- **Complete the following**
A: Answer these from the legal passage on vacating judgments:
(i) Which two rules give relief from a judgment obtained through fraud, misrepresentation, or other misconduct of an adverse party?
(ii) From which case, and which year, comes the quote saying a state officer is "stripped of his official or representative character"?
(iii) According to the quote from Von Kettler v. Johnson, what are those who execute the process of a magistrate without jurisdiction?
Mark your answers (i), (ii), (iii).
B: Carry on the legal passage on vacating judgments from the point where it stops.

- **Text to read**

===

CR 60(b)(4) and CrR 7.8(b)(3) provide relief from judgement or order procured through "[f]raud . . . , misrepresentation, or other misconduct of an adverse party." Of course, a void judgment is also unenforceable. CR 60(b)(5), CrR 7.8(b)(4). CR 60(b)(11) and CrR 7.8(5) also contain provisions which permit the court to vacate a judgment for "[a]ny other reason justifying relief from the operation of the judgment.", such as contained herein. (WCR, West, 2004, p359, p419).

"[W]hen a state officer acts under a state law in a manner violative of the Federal constitution, he comes into conflict with the superior authority of that Constitution, and he is in that case stripped of his official or representative character and is subjected in his person to the consequences of his individual conduct. The State has no power to impart to him any immunity from responsibility to the supreme authority of the United States.", in Scheuer v. Rhodes, 416 U.S. 232, 94 S.Ct. 1683, 1687 (1974). "[I]f the magistrate has not such jurisdiction, then he and those who advise and act with him, or execute his process, are trespassers.", in Von Kettler et.al. v. Johnson, 57 Ill. 109 (1870).

===

- **Entries**
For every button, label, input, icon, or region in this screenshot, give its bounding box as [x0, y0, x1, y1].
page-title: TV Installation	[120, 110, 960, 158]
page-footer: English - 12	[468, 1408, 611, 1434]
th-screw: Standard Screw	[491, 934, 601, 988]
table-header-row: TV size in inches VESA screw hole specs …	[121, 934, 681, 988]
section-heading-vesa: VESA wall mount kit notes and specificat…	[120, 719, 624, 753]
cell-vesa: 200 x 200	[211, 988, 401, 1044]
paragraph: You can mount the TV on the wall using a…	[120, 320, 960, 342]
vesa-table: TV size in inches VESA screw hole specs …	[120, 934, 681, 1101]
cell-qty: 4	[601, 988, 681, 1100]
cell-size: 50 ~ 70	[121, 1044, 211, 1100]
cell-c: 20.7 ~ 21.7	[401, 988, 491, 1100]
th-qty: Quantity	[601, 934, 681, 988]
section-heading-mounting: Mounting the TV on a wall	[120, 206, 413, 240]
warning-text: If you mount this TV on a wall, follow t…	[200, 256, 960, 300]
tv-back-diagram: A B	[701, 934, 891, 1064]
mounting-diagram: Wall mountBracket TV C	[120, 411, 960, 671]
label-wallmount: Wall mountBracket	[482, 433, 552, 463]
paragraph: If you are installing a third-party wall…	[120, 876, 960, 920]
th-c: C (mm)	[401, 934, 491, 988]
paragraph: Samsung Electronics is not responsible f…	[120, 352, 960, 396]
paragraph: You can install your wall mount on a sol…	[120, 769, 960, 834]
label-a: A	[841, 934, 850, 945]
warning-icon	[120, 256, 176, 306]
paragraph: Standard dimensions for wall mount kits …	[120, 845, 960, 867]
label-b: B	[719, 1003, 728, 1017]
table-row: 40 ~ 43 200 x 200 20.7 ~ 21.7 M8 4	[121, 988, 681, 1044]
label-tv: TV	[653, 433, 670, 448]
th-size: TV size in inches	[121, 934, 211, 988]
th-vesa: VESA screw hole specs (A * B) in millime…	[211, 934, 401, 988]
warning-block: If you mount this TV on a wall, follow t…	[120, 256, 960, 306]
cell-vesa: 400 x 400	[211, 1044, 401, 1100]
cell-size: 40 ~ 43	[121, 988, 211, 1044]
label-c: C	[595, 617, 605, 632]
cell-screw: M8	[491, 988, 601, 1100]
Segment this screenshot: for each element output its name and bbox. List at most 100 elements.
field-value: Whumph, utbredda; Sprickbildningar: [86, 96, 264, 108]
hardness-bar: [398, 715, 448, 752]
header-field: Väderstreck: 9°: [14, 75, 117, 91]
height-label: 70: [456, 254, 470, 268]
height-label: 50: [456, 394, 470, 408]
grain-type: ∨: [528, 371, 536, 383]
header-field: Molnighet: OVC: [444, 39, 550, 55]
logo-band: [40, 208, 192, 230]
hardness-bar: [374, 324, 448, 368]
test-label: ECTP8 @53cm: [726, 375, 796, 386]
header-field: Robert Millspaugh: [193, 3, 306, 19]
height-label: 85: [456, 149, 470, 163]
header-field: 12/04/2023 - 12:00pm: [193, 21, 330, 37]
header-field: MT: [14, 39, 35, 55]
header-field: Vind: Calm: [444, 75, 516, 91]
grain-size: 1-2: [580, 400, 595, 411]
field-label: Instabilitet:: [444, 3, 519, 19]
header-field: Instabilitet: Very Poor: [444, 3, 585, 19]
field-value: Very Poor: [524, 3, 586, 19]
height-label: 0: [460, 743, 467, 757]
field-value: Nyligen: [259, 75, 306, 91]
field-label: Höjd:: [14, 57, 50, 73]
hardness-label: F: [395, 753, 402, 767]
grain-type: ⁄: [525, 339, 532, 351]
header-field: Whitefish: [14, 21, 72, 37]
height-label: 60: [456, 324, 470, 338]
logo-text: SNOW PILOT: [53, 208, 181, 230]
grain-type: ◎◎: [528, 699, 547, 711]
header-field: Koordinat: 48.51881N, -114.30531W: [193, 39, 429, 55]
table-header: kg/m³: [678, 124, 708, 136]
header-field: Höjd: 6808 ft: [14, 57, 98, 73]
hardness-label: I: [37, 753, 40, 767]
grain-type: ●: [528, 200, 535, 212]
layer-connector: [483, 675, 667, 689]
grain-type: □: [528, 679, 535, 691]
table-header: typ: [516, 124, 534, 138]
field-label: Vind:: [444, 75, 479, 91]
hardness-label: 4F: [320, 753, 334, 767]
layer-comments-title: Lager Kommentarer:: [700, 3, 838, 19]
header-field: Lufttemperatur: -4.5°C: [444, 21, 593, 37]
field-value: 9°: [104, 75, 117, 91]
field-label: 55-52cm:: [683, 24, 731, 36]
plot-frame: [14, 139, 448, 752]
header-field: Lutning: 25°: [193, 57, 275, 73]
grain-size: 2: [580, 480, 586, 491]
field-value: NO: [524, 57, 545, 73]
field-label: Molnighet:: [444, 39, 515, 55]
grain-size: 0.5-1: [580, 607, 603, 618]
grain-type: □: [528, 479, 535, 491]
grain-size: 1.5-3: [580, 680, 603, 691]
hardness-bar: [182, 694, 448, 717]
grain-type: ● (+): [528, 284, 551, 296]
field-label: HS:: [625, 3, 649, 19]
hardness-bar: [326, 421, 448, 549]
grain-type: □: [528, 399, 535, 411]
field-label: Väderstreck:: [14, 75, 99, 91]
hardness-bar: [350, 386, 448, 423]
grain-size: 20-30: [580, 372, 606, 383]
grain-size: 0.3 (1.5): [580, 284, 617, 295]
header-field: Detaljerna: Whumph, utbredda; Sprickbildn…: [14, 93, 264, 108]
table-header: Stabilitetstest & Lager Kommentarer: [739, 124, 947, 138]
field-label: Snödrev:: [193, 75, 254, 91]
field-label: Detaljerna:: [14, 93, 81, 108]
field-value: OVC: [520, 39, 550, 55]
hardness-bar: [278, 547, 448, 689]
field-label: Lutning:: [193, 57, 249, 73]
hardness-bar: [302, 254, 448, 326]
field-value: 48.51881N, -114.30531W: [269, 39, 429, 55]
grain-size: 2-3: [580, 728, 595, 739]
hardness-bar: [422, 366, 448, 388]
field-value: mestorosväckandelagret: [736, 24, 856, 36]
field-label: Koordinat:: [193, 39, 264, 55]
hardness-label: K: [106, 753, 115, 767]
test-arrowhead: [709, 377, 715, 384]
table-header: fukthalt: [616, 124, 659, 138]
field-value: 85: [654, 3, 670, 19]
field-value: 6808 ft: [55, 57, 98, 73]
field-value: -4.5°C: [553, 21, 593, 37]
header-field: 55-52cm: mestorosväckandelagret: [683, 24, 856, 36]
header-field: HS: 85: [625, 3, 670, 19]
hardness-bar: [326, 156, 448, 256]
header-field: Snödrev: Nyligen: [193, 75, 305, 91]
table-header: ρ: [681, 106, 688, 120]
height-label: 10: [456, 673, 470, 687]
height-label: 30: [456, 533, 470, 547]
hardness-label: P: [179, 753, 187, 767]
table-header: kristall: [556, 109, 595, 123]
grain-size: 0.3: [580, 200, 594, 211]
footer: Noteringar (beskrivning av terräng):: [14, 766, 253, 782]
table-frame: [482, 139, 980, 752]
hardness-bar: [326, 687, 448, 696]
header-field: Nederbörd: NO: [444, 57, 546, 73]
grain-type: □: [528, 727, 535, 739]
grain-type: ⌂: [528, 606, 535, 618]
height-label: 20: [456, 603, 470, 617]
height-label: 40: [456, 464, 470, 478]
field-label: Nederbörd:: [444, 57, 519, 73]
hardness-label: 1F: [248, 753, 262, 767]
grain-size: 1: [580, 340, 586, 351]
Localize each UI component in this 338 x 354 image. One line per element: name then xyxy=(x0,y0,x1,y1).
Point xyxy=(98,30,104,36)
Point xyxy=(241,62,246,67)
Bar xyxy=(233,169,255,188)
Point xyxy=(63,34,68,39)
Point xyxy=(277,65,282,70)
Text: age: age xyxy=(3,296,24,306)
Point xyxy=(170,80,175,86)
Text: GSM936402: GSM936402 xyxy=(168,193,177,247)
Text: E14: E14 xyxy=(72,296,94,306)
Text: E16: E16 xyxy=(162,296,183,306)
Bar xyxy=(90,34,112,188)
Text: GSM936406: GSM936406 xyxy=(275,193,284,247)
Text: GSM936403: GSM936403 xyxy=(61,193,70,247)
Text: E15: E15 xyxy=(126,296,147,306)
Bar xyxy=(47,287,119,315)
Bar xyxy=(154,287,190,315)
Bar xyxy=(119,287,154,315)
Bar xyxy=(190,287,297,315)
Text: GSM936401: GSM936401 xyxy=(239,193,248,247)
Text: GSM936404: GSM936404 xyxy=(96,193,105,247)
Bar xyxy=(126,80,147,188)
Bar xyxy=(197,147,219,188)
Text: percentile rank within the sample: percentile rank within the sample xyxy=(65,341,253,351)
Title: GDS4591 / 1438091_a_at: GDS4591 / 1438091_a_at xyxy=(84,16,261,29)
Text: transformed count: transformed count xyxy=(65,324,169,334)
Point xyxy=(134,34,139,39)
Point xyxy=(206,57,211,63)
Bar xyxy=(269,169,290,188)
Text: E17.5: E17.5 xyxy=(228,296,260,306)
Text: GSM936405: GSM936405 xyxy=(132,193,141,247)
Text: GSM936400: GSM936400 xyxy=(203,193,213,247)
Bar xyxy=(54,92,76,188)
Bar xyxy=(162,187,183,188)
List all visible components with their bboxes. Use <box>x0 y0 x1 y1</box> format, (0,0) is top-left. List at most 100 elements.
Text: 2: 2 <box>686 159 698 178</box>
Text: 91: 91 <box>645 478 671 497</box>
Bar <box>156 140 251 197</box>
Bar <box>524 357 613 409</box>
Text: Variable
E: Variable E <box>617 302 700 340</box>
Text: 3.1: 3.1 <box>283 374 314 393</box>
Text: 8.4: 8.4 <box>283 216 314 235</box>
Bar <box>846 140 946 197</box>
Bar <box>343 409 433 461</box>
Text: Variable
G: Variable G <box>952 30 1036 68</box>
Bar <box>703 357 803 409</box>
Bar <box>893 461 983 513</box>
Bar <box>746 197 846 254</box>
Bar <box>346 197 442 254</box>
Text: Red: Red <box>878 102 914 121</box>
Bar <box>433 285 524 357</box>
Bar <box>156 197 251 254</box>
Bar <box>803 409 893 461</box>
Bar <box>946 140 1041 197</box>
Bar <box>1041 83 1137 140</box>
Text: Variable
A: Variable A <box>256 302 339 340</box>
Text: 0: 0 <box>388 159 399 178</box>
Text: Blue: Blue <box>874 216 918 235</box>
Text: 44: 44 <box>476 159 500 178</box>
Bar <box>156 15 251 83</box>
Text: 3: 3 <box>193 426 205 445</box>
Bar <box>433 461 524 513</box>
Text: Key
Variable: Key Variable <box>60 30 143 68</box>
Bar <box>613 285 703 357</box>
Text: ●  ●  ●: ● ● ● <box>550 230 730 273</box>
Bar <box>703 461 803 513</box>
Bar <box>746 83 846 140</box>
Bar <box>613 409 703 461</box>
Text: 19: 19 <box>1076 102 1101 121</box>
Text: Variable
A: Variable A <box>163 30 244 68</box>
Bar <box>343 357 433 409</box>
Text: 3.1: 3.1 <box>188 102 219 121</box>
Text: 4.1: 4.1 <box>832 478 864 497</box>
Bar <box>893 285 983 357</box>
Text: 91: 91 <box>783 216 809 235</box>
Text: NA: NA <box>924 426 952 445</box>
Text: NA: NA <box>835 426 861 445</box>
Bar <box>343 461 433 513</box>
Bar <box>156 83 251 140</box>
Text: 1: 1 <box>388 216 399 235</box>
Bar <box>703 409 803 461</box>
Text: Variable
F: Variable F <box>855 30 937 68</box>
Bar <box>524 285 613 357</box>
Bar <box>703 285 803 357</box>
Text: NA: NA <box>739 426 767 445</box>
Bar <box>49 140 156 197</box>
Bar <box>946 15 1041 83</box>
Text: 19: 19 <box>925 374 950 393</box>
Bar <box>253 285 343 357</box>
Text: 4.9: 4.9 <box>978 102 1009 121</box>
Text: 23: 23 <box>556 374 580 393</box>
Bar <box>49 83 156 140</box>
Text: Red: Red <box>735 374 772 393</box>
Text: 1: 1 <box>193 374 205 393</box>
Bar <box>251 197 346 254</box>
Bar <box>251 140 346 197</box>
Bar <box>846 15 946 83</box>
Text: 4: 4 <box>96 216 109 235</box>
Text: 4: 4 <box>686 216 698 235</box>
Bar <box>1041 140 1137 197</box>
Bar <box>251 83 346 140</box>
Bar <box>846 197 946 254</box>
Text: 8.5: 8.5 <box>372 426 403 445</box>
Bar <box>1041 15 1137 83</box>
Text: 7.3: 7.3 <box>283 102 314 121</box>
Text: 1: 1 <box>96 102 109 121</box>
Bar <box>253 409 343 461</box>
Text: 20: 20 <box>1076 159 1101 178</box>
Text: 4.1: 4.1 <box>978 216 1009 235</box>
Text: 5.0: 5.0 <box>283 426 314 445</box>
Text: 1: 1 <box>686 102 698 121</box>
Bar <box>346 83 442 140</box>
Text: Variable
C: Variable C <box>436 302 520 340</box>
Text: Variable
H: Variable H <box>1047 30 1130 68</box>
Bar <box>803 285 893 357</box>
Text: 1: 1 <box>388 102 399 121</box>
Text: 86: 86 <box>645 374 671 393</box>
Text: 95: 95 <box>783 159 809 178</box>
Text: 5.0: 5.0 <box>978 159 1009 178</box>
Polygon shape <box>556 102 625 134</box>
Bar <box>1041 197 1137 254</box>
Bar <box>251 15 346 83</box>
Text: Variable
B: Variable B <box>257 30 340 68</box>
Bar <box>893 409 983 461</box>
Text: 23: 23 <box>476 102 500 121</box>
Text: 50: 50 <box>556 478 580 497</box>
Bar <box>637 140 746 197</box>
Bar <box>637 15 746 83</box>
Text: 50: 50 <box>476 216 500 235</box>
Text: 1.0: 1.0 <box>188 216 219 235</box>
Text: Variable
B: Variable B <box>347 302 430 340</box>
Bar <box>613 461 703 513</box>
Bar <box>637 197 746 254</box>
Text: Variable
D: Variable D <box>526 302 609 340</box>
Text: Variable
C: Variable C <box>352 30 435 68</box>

===

- **Answers to the exercises**
A:
(i) CR 60(b)(4) and CrR 7.8(b)(3).
(ii) Scheuer v. Rhodes, 1974.
(iii) Trespassers.

B:
For information in general, and in the light of other testimony or allegations referenced and herein, "Whoever, under color of any law, statute, ordinance, regulation, or custom, willfully subjects any person in any State, Territory, Commonwealth, Possession, or District to the deprivation of any rights, privileges, or immunities secured or protected by the Constitution or laws of the United States,...shall be fined under this title or imprisoned not more than one year, or both; and if bodily injury results from the acts committed in violation of this section or if such acts include the use, attempted use, or threatened use of a dangerous weapon,... [etc.]" (18 U.S.C. § 241).

"If two or more persons conspire to injure, oppress, threaten, or intimidate any person in any State, Territory, Commonwealth, Possession, or District in the free exercise or enjoyment of any right or privilege secured to him by the Constitution or laws of the United States, or because of his having so exercised the same; They shall be fined ...[etc.] (18 U.S.C., § 242). "[C]ustom", or usage, appears to cover Court Rules as well, for your information.

(4) Failure to Inform of Nature and Cause of Accusation

The alleged plea entered is facially void, which has been acquiesced to, or tacitly admitted to be as such, by both Mr. Ben Santos and the Honorable Douglas Smith, as shown in what remains of the record (see item (6)(d) infra).

More than ten (10) days have passed, without any response to my Demand for Bill of Particulars (Doc #4001 [DBP]). The court is requested to take judicial notice that "Silence can only be equated with fraud when there is a legal and moral duty to speak or when an inquiry left unanswered would be intentionally misleading…" U.S. v. Prudden, 424 F.2d. 1021; U.S. v. Tweel, 550 F. 2d. 297, 299, 300 (1977). This is also a condition of default.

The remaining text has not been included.